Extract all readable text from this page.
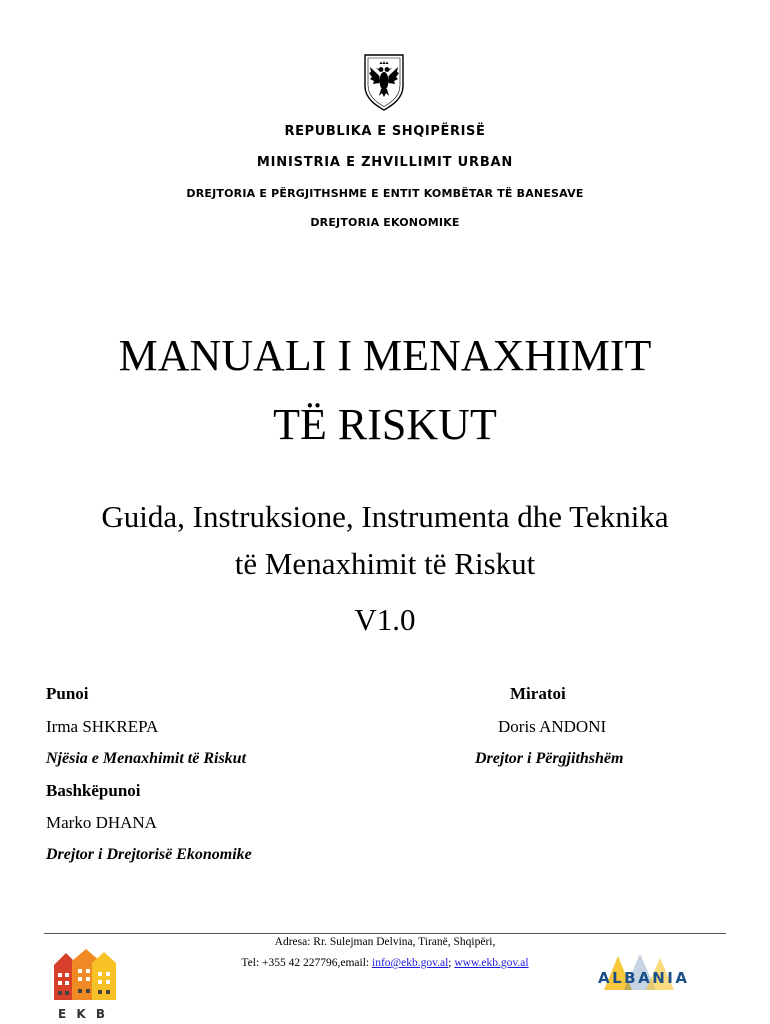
REPUBLIKA E SHQIPËRISË
MINISTRIA E ZHVILLIMIT URBAN
DREJTORIA E PËRGJITHSHME E ENTIT KOMBËTAR TË BANESAVE
DREJTORIA EKONOMIKE
MANUALI I MENAXHIMIT
TË RISKUT
Guida, Instruksione, Instrumenta dhe Teknika
të Menaxhimit të Riskut
V1.0
Punoi
Irma SHKREPA
Njësia e Menaxhimit të Riskut
Bashkëpunoi
Marko DHANA
Drejtor i Drejtorisë Ekonomike
Miratoi
Doris ANDONI
Drejtor i Përgjithshëm
Adresa: Rr. Sulejman Delvina, Tiranë, Shqipëri,
Tel: +355 42 227796,email: info@ekb.gov.al; www.ekb.gov.al
E K B
ALBANIA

_Work required:_ For the data above, state only how many lines include the word "DREJTORIA".

_Task output:_ 2